*TASK TO CARRY OUT*.
Retype all of the entries word for word.

*ENTRIES SUPPLIED*.

□ □ □ □

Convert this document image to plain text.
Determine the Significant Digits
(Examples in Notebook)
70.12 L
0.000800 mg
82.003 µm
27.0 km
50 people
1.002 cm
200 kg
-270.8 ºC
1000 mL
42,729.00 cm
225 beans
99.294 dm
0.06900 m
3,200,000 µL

□ □ □ □

*FINAL ANSWER*.
Convert this document image to plain text.
Determine the Significant Digits
(Examples in Notebook)
70.12 L
0.000800 mg
82.003 µm
27.0 km
50 people
1.002 cm
200 kg
-270.8 ºC
1000 mL
42,729.00 cm
225 beans
99.294 dm
0.06900 m
3,200,000 µL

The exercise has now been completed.